## YOUR INSTRUCTIONS
From the listing that follows, output everything exactly except the pictures.

## RECORDS FOR THIS TASK
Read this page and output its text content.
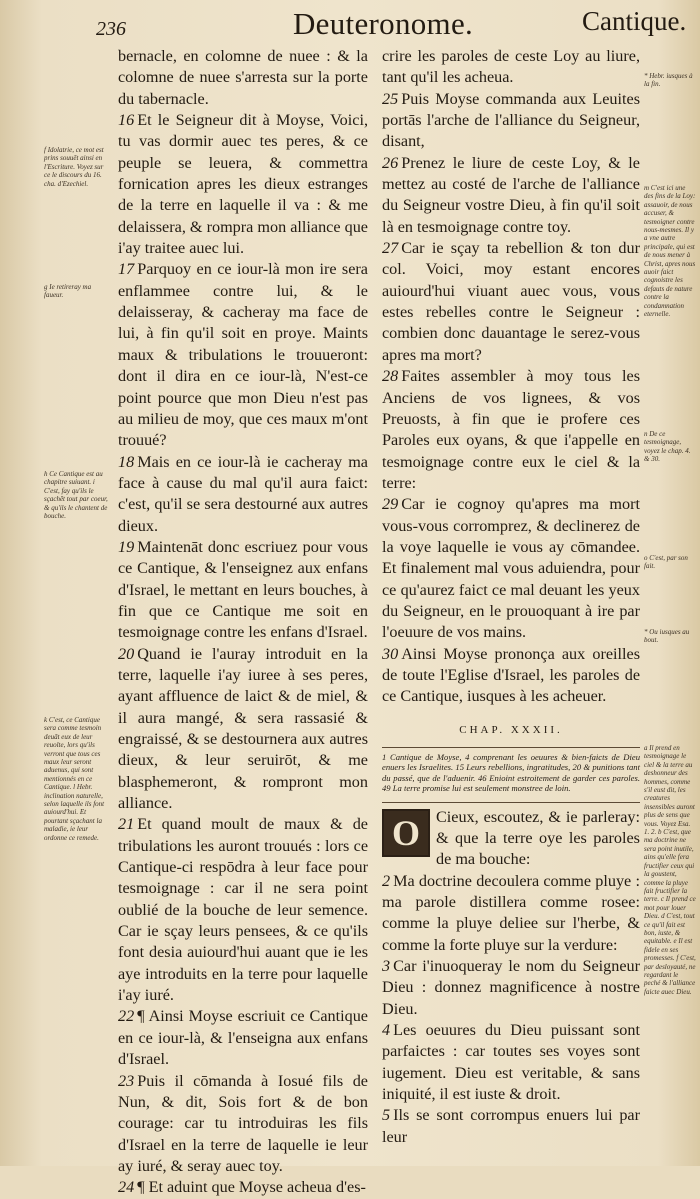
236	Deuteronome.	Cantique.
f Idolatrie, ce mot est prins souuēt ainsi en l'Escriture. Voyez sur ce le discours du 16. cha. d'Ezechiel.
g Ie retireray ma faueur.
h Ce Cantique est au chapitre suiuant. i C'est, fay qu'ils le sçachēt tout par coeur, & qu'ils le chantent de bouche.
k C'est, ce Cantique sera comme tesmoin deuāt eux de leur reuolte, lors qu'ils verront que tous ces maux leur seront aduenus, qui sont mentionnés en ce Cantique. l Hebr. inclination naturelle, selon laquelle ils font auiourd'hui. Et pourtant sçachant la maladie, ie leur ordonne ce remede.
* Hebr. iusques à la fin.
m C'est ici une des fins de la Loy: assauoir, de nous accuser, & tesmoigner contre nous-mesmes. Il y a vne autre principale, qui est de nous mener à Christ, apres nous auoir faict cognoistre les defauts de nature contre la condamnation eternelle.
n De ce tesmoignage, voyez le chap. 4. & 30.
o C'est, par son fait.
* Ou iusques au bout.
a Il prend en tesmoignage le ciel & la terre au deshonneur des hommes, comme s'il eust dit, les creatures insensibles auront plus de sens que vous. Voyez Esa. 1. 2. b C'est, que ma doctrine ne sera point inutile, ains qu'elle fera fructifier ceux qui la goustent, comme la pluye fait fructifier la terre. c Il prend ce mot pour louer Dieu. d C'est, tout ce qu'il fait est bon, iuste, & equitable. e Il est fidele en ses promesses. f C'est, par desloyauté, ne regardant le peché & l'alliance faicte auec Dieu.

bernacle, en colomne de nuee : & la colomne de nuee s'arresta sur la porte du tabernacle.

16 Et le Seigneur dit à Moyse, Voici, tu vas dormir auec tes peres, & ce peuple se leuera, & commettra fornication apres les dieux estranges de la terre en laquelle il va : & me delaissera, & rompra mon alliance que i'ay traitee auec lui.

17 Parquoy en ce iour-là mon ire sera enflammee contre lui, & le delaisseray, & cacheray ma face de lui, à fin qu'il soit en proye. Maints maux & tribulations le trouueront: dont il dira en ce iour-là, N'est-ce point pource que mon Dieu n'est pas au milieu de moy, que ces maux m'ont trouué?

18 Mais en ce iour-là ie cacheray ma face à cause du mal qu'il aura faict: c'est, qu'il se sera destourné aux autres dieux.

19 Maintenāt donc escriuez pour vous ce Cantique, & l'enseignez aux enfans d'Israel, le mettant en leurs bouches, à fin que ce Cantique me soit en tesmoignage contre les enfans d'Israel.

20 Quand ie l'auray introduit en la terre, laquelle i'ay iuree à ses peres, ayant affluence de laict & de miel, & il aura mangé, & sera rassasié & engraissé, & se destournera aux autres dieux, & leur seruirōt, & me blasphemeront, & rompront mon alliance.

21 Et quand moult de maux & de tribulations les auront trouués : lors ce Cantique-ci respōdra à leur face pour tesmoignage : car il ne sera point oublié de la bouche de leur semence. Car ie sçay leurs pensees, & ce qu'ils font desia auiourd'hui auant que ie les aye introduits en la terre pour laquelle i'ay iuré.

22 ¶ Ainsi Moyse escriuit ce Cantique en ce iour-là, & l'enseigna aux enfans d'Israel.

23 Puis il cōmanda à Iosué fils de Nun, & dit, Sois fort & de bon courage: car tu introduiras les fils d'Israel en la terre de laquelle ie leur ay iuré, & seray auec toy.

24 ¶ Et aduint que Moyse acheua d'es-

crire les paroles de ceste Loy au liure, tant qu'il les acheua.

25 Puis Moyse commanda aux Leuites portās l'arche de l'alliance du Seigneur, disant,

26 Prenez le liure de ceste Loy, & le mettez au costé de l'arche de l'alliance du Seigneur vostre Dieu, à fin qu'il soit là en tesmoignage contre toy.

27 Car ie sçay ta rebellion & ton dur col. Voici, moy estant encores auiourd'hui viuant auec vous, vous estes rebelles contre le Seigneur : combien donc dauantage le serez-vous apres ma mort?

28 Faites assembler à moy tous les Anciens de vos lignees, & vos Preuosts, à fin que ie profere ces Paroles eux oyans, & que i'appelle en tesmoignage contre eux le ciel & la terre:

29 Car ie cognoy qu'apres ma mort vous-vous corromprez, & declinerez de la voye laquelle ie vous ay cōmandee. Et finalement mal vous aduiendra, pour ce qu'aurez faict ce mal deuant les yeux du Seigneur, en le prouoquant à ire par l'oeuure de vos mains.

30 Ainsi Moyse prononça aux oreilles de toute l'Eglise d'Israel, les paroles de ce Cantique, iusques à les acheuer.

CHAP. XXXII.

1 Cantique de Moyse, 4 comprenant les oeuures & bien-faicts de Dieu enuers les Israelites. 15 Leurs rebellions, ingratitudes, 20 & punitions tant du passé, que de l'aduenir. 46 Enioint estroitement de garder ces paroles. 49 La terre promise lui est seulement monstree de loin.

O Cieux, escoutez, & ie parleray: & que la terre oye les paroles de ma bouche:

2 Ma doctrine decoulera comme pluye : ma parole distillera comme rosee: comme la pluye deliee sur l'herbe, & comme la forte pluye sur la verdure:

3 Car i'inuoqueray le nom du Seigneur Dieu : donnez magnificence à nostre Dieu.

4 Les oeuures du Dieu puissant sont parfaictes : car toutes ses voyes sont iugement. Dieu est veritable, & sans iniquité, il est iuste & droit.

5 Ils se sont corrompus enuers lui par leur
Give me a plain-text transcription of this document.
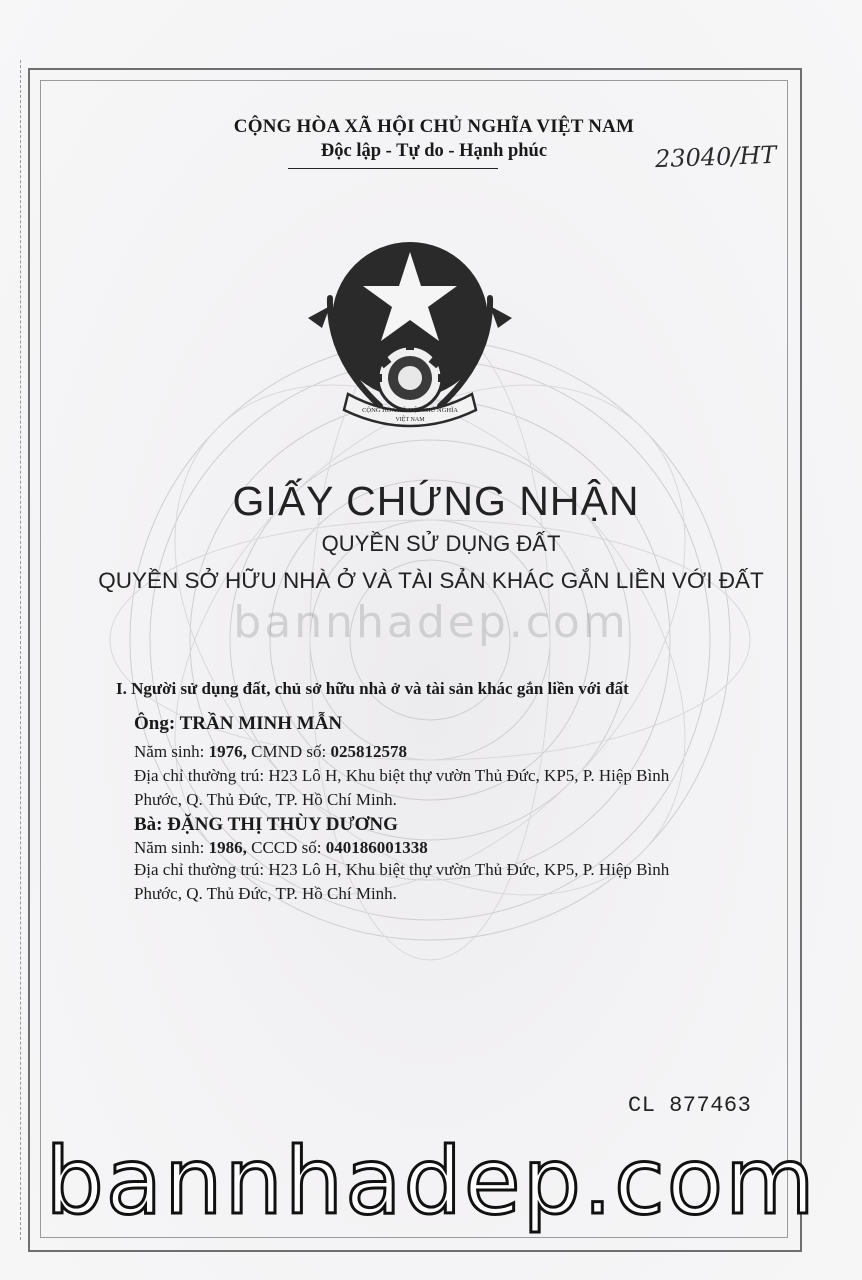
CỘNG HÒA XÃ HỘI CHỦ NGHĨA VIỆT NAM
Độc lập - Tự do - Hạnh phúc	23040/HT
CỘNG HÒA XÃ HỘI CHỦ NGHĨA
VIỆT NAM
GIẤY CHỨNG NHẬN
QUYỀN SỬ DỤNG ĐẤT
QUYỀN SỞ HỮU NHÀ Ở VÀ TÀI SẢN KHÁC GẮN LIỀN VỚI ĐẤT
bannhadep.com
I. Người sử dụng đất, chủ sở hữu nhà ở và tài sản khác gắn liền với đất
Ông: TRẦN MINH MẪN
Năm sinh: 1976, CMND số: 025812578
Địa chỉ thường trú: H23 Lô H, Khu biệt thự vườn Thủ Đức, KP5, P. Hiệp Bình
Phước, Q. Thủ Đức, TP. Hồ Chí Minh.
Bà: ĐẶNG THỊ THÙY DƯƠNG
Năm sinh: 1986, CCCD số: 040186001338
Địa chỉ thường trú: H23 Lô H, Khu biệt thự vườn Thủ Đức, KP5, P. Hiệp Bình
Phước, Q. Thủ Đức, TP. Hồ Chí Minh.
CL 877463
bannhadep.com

## CORRECT OUTPUT
Read this page and output its text content.
236	Deuteronome.	Cantique.
f Idolatrie, ce mot est prins souuēt ainsi en l'Escriture. Voyez sur ce le discours du 16. cha. d'Ezechiel.
g Ie retireray ma faueur.
h Ce Cantique est au chapitre suiuant. i C'est, fay qu'ils le sçachēt tout par coeur, & qu'ils le chantent de bouche.
k C'est, ce Cantique sera comme tesmoin deuāt eux de leur reuolte, lors qu'ils verront que tous ces maux leur seront aduenus, qui sont mentionnés en ce Cantique. l Hebr. inclination naturelle, selon laquelle ils font auiourd'hui. Et pourtant sçachant la maladie, ie leur ordonne ce remede.
* Hebr. iusques à la fin.
m C'est ici une des fins de la Loy: assauoir, de nous accuser, & tesmoigner contre nous-mesmes. Il y a vne autre principale, qui est de nous mener à Christ, apres nous auoir faict cognoistre les defauts de nature contre la condamnation eternelle.
n De ce tesmoignage, voyez le chap. 4. & 30.
o C'est, par son fait.
* Ou iusques au bout.
a Il prend en tesmoignage le ciel & la terre au deshonneur des hommes, comme s'il eust dit, les creatures insensibles auront plus de sens que vous. Voyez Esa. 1. 2. b C'est, que ma doctrine ne sera point inutile, ains qu'elle fera fructifier ceux qui la goustent, comme la pluye fait fructifier la terre. c Il prend ce mot pour louer Dieu. d C'est, tout ce qu'il fait est bon, iuste, & equitable. e Il est fidele en ses promesses. f C'est, par desloyauté, ne regardant le peché & l'alliance faicte auec Dieu.

bernacle, en colomne de nuee : & la colomne de nuee s'arresta sur la porte du tabernacle.

16 Et le Seigneur dit à Moyse, Voici, tu vas dormir auec tes peres, & ce peuple se leuera, & commettra fornication apres les dieux estranges de la terre en laquelle il va : & me delaissera, & rompra mon alliance que i'ay traitee auec lui.

17 Parquoy en ce iour-là mon ire sera enflammee contre lui, & le delaisseray, & cacheray ma face de lui, à fin qu'il soit en proye. Maints maux & tribulations le trouueront: dont il dira en ce iour-là, N'est-ce point pource que mon Dieu n'est pas au milieu de moy, que ces maux m'ont trouué?

18 Mais en ce iour-là ie cacheray ma face à cause du mal qu'il aura faict: c'est, qu'il se sera destourné aux autres dieux.

19 Maintenāt donc escriuez pour vous ce Cantique, & l'enseignez aux enfans d'Israel, le mettant en leurs bouches, à fin que ce Cantique me soit en tesmoignage contre les enfans d'Israel.

20 Quand ie l'auray introduit en la terre, laquelle i'ay iuree à ses peres, ayant affluence de laict & de miel, & il aura mangé, & sera rassasié & engraissé, & se destournera aux autres dieux, & leur seruirōt, & me blasphemeront, & rompront mon alliance.

21 Et quand moult de maux & de tribulations les auront trouués : lors ce Cantique-ci respōdra à leur face pour tesmoignage : car il ne sera point oublié de la bouche de leur semence. Car ie sçay leurs pensees, & ce qu'ils font desia auiourd'hui auant que ie les aye introduits en la terre pour laquelle i'ay iuré.

22 ¶ Ainsi Moyse escriuit ce Cantique en ce iour-là, & l'enseigna aux enfans d'Israel.

23 Puis il cōmanda à Iosué fils de Nun, & dit, Sois fort & de bon courage: car tu introduiras les fils d'Israel en la terre de laquelle ie leur ay iuré, & seray auec toy.

24 ¶ Et aduint que Moyse acheua d'es-

crire les paroles de ceste Loy au liure, tant qu'il les acheua.

25 Puis Moyse commanda aux Leuites portās l'arche de l'alliance du Seigneur, disant,

26 Prenez le liure de ceste Loy, & le mettez au costé de l'arche de l'alliance du Seigneur vostre Dieu, à fin qu'il soit là en tesmoignage contre toy.

27 Car ie sçay ta rebellion & ton dur col. Voici, moy estant encores auiourd'hui viuant auec vous, vous estes rebelles contre le Seigneur : combien donc dauantage le serez-vous apres ma mort?

28 Faites assembler à moy tous les Anciens de vos lignees, & vos Preuosts, à fin que ie profere ces Paroles eux oyans, & que i'appelle en tesmoignage contre eux le ciel & la terre:

29 Car ie cognoy qu'apres ma mort vous-vous corromprez, & declinerez de la voye laquelle ie vous ay cōmandee. Et finalement mal vous aduiendra, pour ce qu'aurez faict ce mal deuant les yeux du Seigneur, en le prouoquant à ire par l'oeuure de vos mains.

30 Ainsi Moyse prononça aux oreilles de toute l'Eglise d'Israel, les paroles de ce Cantique, iusques à les acheuer.

CHAP. XXXII.

1 Cantique de Moyse, 4 comprenant les oeuures & bien-faicts de Dieu enuers les Israelites. 15 Leurs rebellions, ingratitudes, 20 & punitions tant du passé, que de l'aduenir. 46 Enioint estroitement de garder ces paroles. 49 La terre promise lui est seulement monstree de loin.

O Cieux, escoutez, & ie parleray: & que la terre oye les paroles de ma bouche:

2 Ma doctrine decoulera comme pluye : ma parole distillera comme rosee: comme la pluye deliee sur l'herbe, & comme la forte pluye sur la verdure:

3 Car i'inuoqueray le nom du Seigneur Dieu : donnez magnificence à nostre Dieu.

4 Les oeuures du Dieu puissant sont parfaictes : car toutes ses voyes sont iugement. Dieu est veritable, & sans iniquité, il est iuste & droit.

5 Ils se sont corrompus enuers lui par leur
Give me a plain-text transcription of this document.
CỘNG HÒA XÃ HỘI CHỦ NGHĨA VIỆT NAM
Độc lập - Tự do - Hạnh phúc	23040/HT
CỘNG HÒA XÃ HỘI CHỦ NGHĨA
VIỆT NAM
GIẤY CHỨNG NHẬN
QUYỀN SỬ DỤNG ĐẤT
QUYỀN SỞ HỮU NHÀ Ở VÀ TÀI SẢN KHÁC GẮN LIỀN VỚI ĐẤT
bannhadep.com
I. Người sử dụng đất, chủ sở hữu nhà ở và tài sản khác gắn liền với đất
Ông: TRẦN MINH MẪN
Năm sinh: 1976, CMND số: 025812578
Địa chỉ thường trú: H23 Lô H, Khu biệt thự vườn Thủ Đức, KP5, P. Hiệp Bình
Phước, Q. Thủ Đức, TP. Hồ Chí Minh.
Bà: ĐẶNG THỊ THÙY DƯƠNG
Năm sinh: 1986, CCCD số: 040186001338
Địa chỉ thường trú: H23 Lô H, Khu biệt thự vườn Thủ Đức, KP5, P. Hiệp Bình
Phước, Q. Thủ Đức, TP. Hồ Chí Minh.
CL 877463
bannhadep.com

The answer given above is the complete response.